Problem details:
Read the lines below. Copy out any that hold the string "Pressure".

The data:
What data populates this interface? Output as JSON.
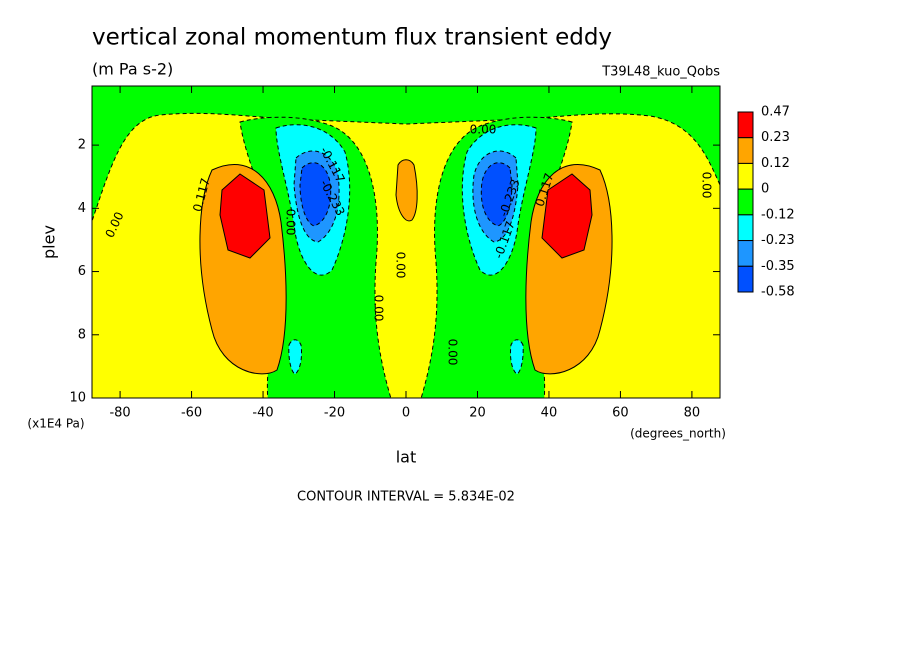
{
  "chart_data": {
    "type": "contour",
    "title": "vertical zonal momentum flux transient eddy",
    "subtitle": "(m Pa s-2)",
    "dataset": "T39L48_kuo_Qobs",
    "x_label": "lat",
    "x_units": "(degrees_north)",
    "y_label": "plev",
    "y_units": "(x1E4 Pa)",
    "xlim": [
      -87.86,
      87.86
    ],
    "xticks": [
      -80,
      -60,
      -40,
      -20,
      0,
      20,
      40,
      60,
      80
    ],
    "ylim": [
      10,
      0.13
    ],
    "yticks": [
      2,
      4,
      6,
      8,
      10
    ],
    "levels": [
      0.47,
      0.23,
      0.12,
      0,
      -0.12,
      -0.23,
      -0.35,
      -0.58
    ],
    "band_colors": [
      "#ff0000",
      "#ffa500",
      "#ffff00",
      "#00ff00",
      "#00ffff",
      "#1e96ff",
      "#0050ff"
    ],
    "contour_labels": [
      "0.00",
      "0.117",
      "-0.117",
      "-0.233",
      "0.00",
      "0.00",
      "0.00",
      "0.00",
      "0.00",
      "-0.233",
      "-0.117",
      "0.117",
      "0.00"
    ],
    "footnote": "CONTOUR INTERVAL = 5.834E-02"
  }
}
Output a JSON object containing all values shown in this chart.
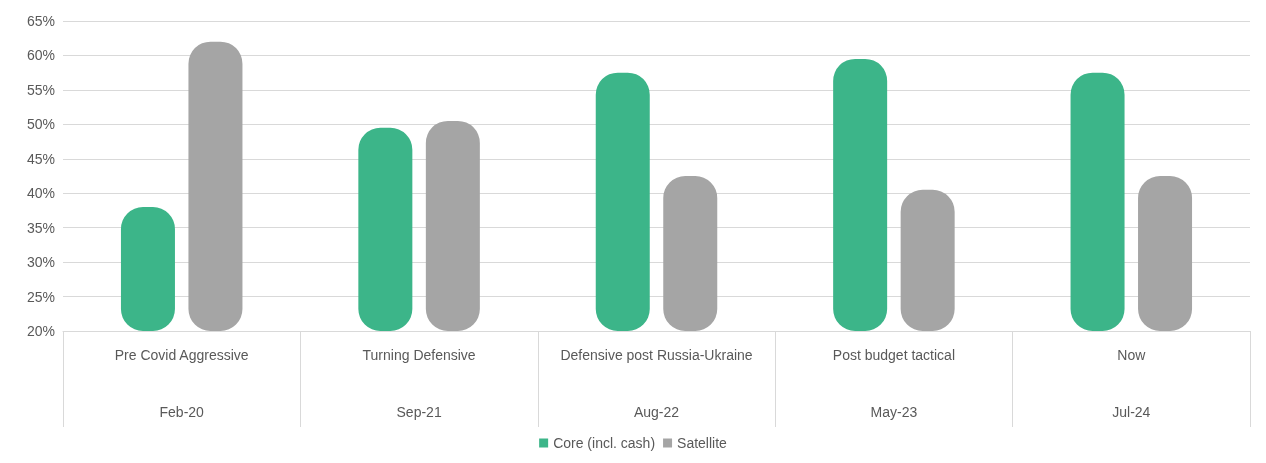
{
  "chart_data": {
    "type": "bar",
    "categories": [
      "Pre Covid Aggressive\nFeb-20",
      "Turning Defensive\nSep-21",
      "Defensive post Russia-Ukraine\nAug-22",
      "Post budget tactical\nMay-23",
      "Now\nJul-24"
    ],
    "series": [
      {
        "name": "Core (incl. cash)",
        "color": "#3cb589",
        "values": [
          38,
          49.5,
          57.5,
          59.5,
          57.5
        ]
      },
      {
        "name": "Satellite",
        "color": "#a5a5a5",
        "values": [
          62,
          50.5,
          42.5,
          40.5,
          42.5
        ]
      }
    ],
    "ylim": [
      20,
      65
    ],
    "yticks": [
      {
        "value": 20,
        "label": "20%"
      },
      {
        "value": 25,
        "label": "25%"
      },
      {
        "value": 30,
        "label": "30%"
      },
      {
        "value": 35,
        "label": "35%"
      },
      {
        "value": 40,
        "label": "40%"
      },
      {
        "value": 45,
        "label": "45%"
      },
      {
        "value": 50,
        "label": "50%"
      },
      {
        "value": 55,
        "label": "55%"
      },
      {
        "value": 60,
        "label": "60%"
      },
      {
        "value": 65,
        "label": "65%"
      }
    ],
    "grid": "y",
    "legend": "bottom"
  }
}
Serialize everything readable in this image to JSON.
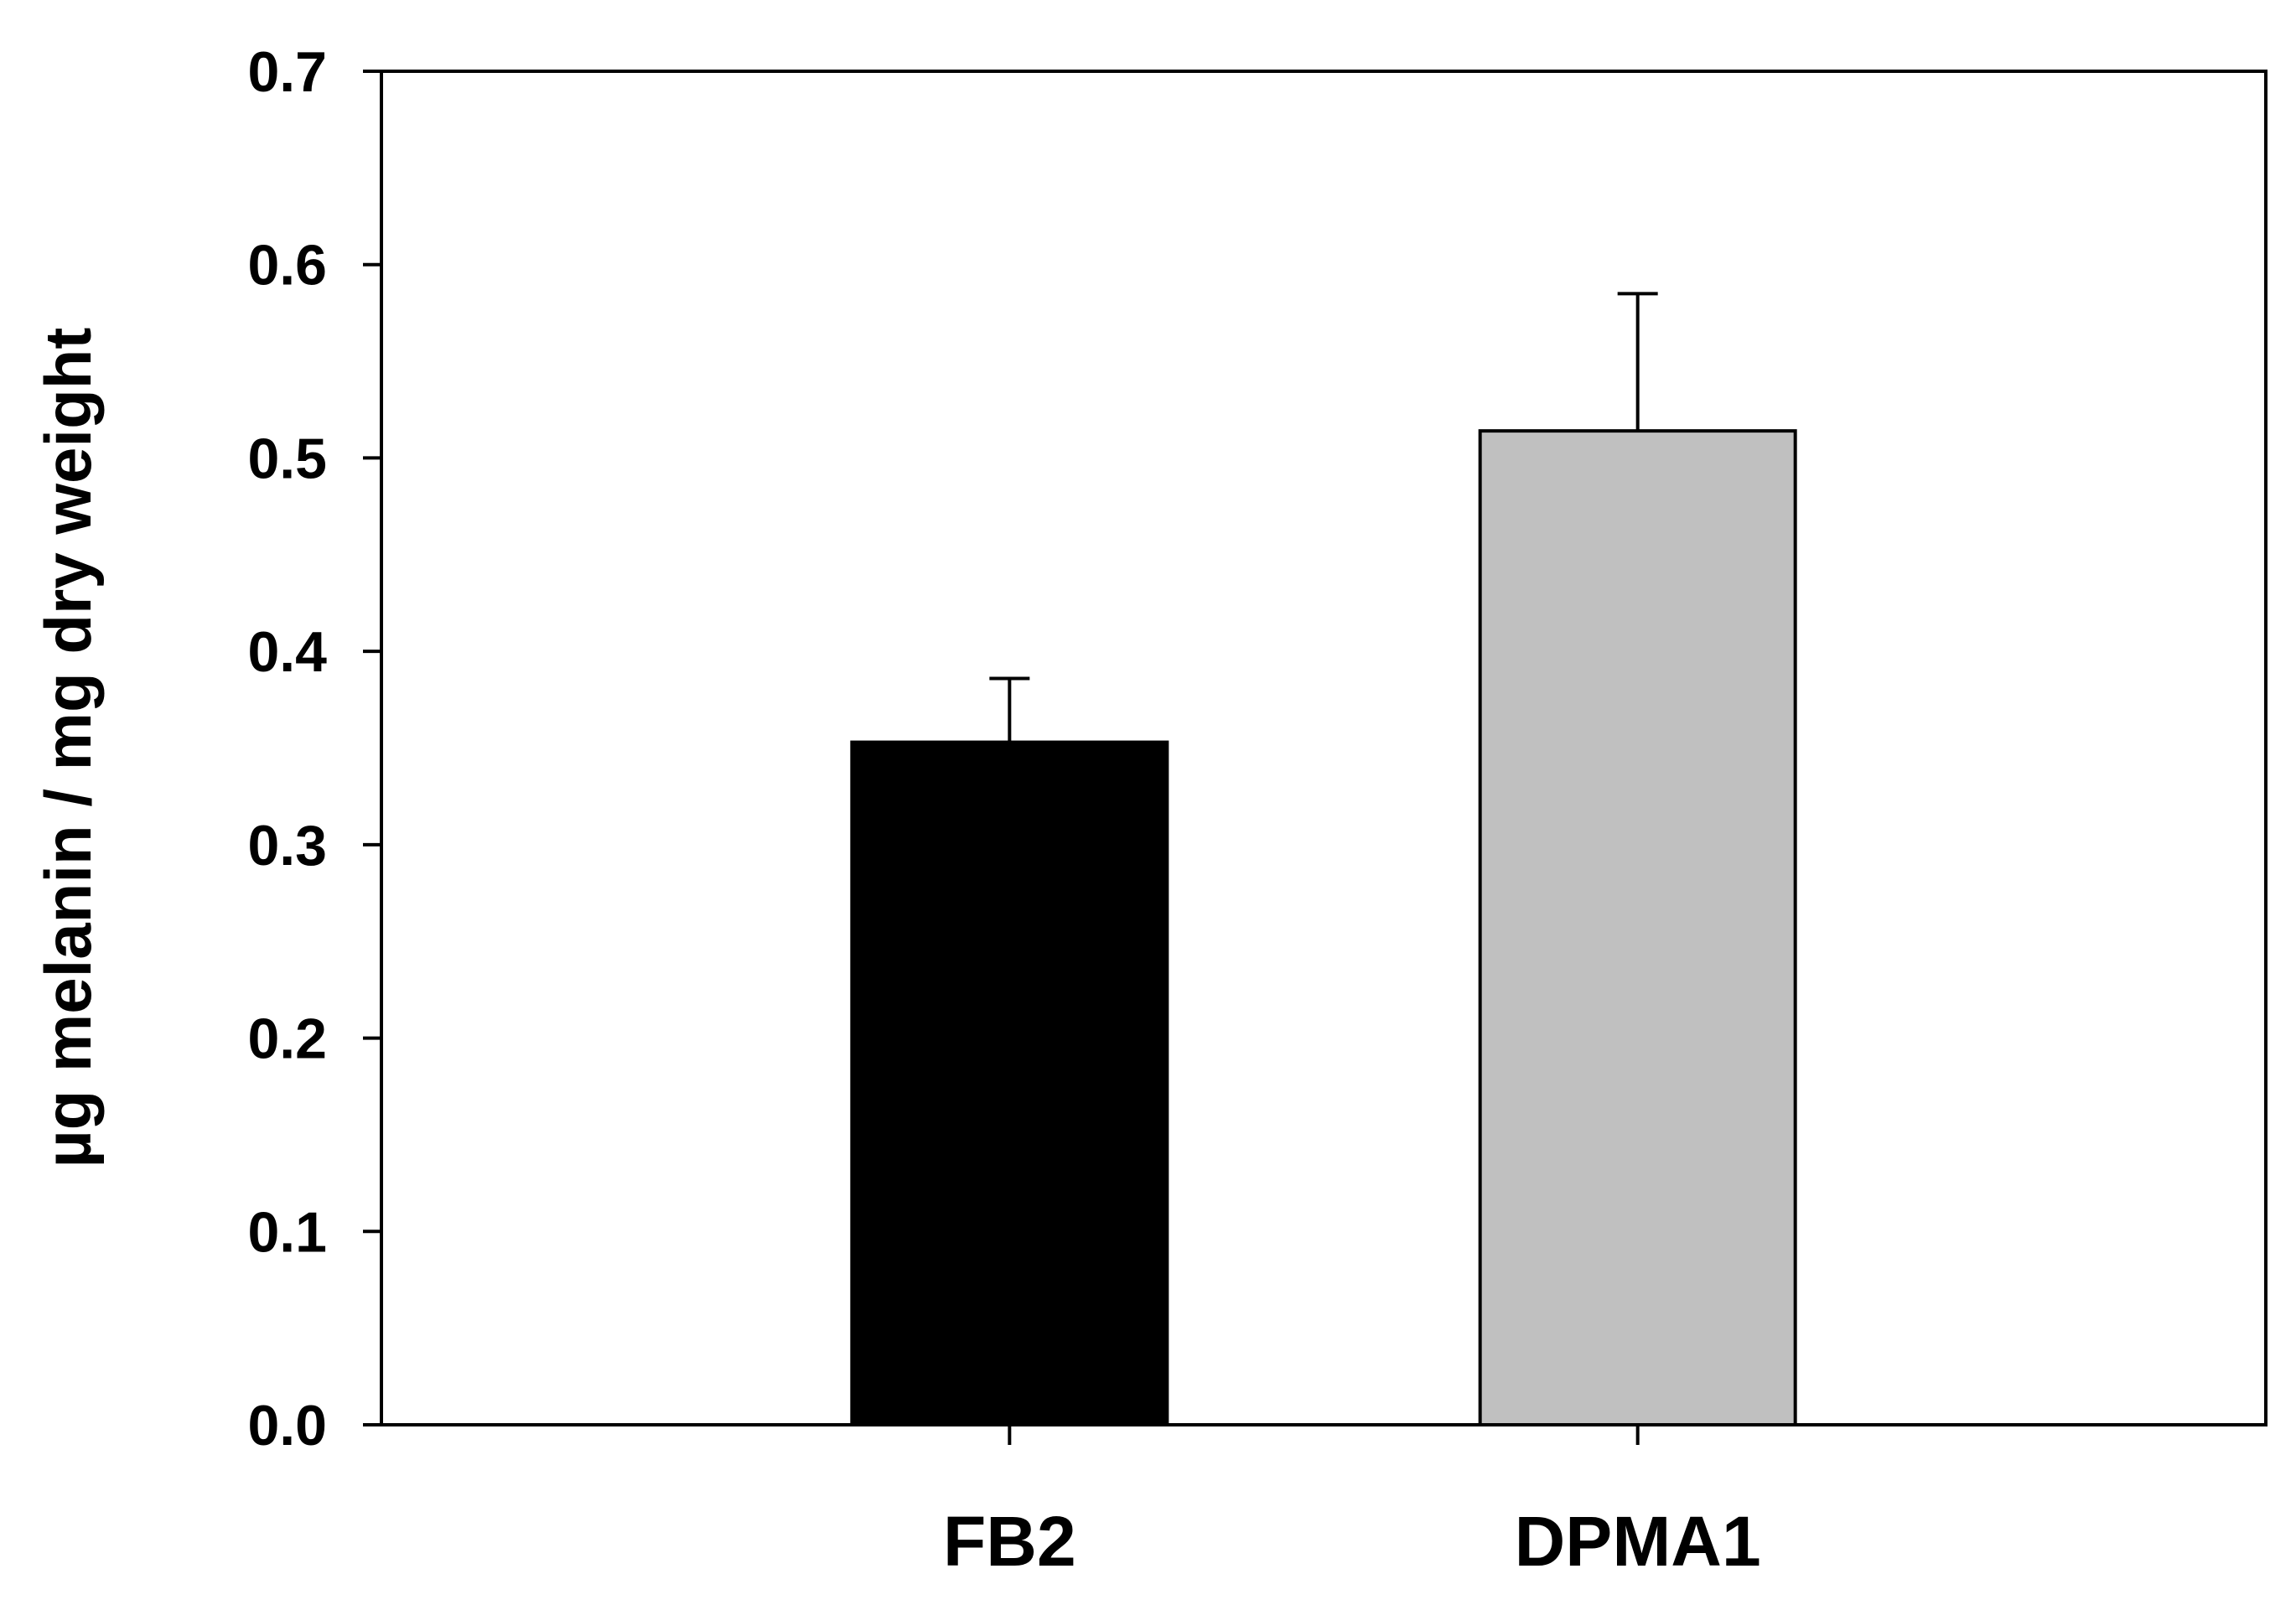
{
  "chart_data": {
    "type": "bar",
    "categories": [
      "FB2",
      "DPMA1"
    ],
    "values": [
      0.353,
      0.514
    ],
    "error_plus": [
      0.033,
      0.071
    ],
    "colors": [
      "#000000",
      "#c0c0c0"
    ],
    "title": "",
    "xlabel": "",
    "ylabel": "µg melanin / mg dry weight",
    "ylim": [
      0,
      0.7
    ],
    "yticks": [
      "0.0",
      "0.1",
      "0.2",
      "0.3",
      "0.4",
      "0.5",
      "0.6",
      "0.7"
    ],
    "grid": false,
    "legend": "none"
  }
}
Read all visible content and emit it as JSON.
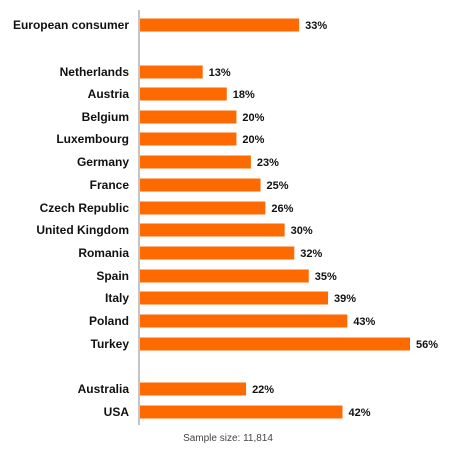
{
  "chart_data": {
    "type": "bar",
    "orientation": "horizontal",
    "categories": [
      "European consumer",
      "Netherlands",
      "Austria",
      "Belgium",
      "Luxembourg",
      "Germany",
      "France",
      "Czech Republic",
      "United Kingdom",
      "Romania",
      "Spain",
      "Italy",
      "Poland",
      "Turkey",
      "Australia",
      "USA"
    ],
    "values": [
      33,
      13,
      18,
      20,
      20,
      23,
      25,
      26,
      30,
      32,
      35,
      39,
      43,
      56,
      22,
      42
    ],
    "value_labels": [
      "33%",
      "13%",
      "18%",
      "20%",
      "20%",
      "23%",
      "25%",
      "26%",
      "30%",
      "32%",
      "35%",
      "39%",
      "43%",
      "56%",
      "22%",
      "42%"
    ],
    "xlim": [
      0,
      56
    ],
    "grid": false,
    "bar_color": "#ff6a00"
  },
  "footnote": "Sample size: 11,814"
}
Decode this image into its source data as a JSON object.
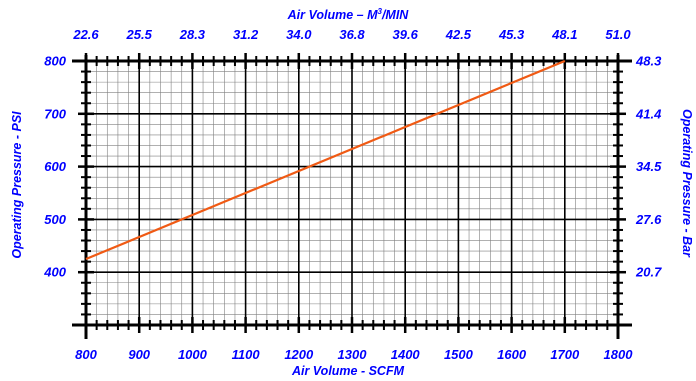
{
  "chart_data": {
    "type": "line",
    "title": "",
    "x_axis_bottom": {
      "label": "Air Volume - SCFM",
      "ticks": [
        800,
        900,
        1000,
        1100,
        1200,
        1300,
        1400,
        1500,
        1600,
        1700,
        1800
      ],
      "range": [
        800,
        1800
      ]
    },
    "x_axis_top": {
      "label_main": "Air Volume – M",
      "label_sup": "3",
      "label_tail": "/MIN",
      "ticks": [
        "22.6",
        "25.5",
        "28.3",
        "31.2",
        "34.0",
        "36.8",
        "39.6",
        "42.5",
        "45.3",
        "48.1",
        "51.0"
      ]
    },
    "y_axis_left": {
      "label": "Operating Pressure - PSI",
      "ticks": [
        400,
        500,
        600,
        700,
        800
      ],
      "range": [
        300,
        800
      ]
    },
    "y_axis_right": {
      "label": "Operating Pressure - Bar",
      "ticks": [
        "20.7",
        "27.6",
        "34.5",
        "41.4",
        "48.3"
      ]
    },
    "series": [
      {
        "x": [
          800,
          1700
        ],
        "y": [
          425,
          800
        ],
        "color": "#f05a14"
      }
    ],
    "grid": true,
    "colors": {
      "text": "#0000ff",
      "line": "#f05a14",
      "grid_major": "#000000",
      "grid_minor": "#808080"
    }
  }
}
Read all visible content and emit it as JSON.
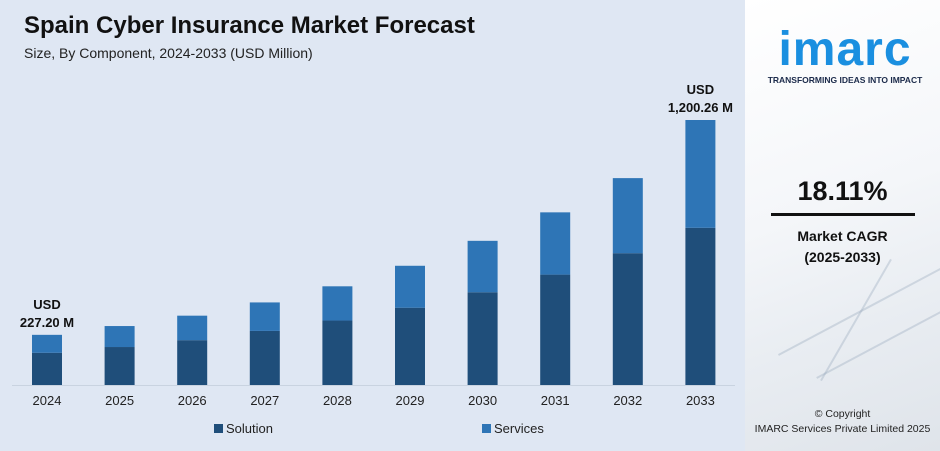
{
  "title": "Spain Cyber Insurance Market Forecast",
  "subtitle": "Size, By Component, 2024-2033 (USD Million)",
  "chart_data": {
    "type": "bar",
    "stacked": true,
    "categories": [
      "2024",
      "2025",
      "2026",
      "2027",
      "2028",
      "2029",
      "2030",
      "2031",
      "2032",
      "2033"
    ],
    "series": [
      {
        "name": "Solution",
        "color": "#1f4e7a",
        "values": [
          146,
          172,
          203,
          245,
          292,
          350,
          420,
          500,
          597,
          712
        ]
      },
      {
        "name": "Services",
        "color": "#2e75b6",
        "values": [
          81.2,
          95,
          111,
          129,
          155,
          190,
          233,
          282,
          340,
          488.26
        ]
      }
    ],
    "totals_labels": [
      {
        "category": "2024",
        "line1": "USD",
        "line2": "227.20 M"
      },
      {
        "category": "2033",
        "line1": "USD",
        "line2": "1,200.26 M"
      }
    ],
    "ylim": [
      0,
      1200.26
    ],
    "xlabel": "",
    "ylabel": "",
    "grid": false,
    "legend_position": "bottom"
  },
  "brand": {
    "logo_text": "imarc",
    "tagline": "TRANSFORMING IDEAS INTO IMPACT",
    "color": "#1a8fe0"
  },
  "cagr": {
    "value": "18.11%",
    "label_line1": "Market CAGR",
    "label_line2": "(2025-2033)"
  },
  "copyright": {
    "line1": "© Copyright",
    "line2": "IMARC Services Private Limited 2025"
  }
}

Finished answer:
      "label": "Operating Pressure - PSI",
      "label": "Operating Pressure - Bar",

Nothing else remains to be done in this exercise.